> _REQUIREMENT_
Tally every line of the listing below that holds "течение", then give the tally alone.

> _GIVEN INFORMATION_
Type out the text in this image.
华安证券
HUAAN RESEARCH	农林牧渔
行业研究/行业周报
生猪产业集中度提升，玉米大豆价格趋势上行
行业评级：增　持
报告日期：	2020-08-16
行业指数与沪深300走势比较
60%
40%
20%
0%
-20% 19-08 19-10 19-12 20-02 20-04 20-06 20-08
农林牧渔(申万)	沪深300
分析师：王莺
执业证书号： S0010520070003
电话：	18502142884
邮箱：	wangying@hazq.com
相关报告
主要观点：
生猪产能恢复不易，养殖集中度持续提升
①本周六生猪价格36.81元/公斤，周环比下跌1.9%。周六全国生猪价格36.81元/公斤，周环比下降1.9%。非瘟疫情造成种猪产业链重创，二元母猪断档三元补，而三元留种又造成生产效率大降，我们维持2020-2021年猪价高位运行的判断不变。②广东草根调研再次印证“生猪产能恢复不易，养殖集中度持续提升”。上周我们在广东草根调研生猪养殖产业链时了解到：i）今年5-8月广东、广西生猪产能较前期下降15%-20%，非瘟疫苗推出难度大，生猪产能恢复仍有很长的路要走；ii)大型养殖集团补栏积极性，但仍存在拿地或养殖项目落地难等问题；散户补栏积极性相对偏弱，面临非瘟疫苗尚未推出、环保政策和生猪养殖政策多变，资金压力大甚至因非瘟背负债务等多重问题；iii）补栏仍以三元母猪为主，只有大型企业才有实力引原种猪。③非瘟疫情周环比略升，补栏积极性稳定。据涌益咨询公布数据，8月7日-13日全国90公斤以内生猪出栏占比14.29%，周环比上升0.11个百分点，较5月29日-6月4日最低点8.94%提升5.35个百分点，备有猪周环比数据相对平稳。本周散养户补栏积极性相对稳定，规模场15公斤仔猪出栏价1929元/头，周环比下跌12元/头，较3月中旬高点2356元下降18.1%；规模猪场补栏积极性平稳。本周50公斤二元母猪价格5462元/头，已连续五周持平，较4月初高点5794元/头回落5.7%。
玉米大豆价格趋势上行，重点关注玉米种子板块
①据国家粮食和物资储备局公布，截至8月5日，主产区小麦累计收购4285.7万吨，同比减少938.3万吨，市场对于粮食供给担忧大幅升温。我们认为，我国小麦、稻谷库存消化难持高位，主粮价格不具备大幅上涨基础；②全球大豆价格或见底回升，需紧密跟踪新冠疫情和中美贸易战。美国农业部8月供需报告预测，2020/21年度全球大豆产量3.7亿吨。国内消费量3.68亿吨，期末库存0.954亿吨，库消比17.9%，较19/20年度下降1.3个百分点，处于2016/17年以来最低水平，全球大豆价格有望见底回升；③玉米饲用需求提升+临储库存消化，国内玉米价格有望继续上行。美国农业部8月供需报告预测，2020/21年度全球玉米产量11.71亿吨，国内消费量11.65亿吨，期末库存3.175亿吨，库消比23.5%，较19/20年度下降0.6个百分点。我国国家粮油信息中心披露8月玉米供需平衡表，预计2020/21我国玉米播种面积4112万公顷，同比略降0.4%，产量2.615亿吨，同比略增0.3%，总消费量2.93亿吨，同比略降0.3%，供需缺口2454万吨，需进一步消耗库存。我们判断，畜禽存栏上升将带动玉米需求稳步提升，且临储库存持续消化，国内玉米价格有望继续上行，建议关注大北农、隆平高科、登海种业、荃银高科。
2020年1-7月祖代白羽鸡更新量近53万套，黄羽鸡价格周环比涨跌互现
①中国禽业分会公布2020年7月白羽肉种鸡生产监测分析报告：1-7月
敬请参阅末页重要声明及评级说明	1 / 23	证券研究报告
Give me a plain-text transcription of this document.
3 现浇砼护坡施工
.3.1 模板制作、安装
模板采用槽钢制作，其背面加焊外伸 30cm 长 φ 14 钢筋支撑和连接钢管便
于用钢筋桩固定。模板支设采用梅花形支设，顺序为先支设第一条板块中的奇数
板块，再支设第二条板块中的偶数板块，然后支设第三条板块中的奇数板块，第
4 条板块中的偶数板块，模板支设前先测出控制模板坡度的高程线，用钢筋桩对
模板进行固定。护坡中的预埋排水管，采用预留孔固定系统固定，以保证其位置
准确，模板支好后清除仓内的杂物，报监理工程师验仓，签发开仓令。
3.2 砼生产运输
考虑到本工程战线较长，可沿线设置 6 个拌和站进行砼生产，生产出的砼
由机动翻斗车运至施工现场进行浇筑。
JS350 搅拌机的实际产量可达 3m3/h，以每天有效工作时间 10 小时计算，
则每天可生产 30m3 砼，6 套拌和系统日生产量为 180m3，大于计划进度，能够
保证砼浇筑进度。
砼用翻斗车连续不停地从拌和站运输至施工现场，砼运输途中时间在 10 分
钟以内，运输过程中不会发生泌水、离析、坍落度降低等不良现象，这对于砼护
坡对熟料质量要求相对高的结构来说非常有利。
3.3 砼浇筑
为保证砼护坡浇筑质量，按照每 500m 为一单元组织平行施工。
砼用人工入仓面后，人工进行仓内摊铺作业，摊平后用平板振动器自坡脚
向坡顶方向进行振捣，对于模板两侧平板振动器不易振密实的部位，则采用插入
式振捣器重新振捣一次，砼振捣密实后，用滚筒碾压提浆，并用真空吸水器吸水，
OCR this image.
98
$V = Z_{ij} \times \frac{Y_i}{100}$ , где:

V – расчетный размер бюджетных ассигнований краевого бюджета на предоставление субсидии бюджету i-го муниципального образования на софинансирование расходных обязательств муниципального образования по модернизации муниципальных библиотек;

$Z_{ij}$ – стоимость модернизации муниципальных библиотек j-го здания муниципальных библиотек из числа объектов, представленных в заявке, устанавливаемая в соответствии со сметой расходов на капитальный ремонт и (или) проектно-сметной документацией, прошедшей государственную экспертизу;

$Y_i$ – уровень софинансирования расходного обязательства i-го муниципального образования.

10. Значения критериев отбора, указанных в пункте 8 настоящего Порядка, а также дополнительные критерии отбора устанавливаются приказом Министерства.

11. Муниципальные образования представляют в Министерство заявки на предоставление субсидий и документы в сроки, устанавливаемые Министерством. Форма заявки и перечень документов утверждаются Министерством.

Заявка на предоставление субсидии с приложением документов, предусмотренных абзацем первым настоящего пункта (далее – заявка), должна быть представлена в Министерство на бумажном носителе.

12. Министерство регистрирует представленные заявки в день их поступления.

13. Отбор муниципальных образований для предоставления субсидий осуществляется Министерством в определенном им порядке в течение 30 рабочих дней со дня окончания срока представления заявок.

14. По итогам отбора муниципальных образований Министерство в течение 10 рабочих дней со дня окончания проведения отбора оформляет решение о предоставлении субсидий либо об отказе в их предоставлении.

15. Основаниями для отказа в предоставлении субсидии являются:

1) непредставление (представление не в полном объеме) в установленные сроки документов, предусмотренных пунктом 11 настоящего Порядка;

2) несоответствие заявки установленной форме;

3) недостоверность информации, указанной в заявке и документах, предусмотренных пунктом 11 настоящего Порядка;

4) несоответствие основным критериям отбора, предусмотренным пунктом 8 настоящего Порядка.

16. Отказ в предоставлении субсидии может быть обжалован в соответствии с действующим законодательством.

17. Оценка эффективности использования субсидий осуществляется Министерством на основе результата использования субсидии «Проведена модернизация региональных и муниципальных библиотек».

> _SOLUTION BELOW_
2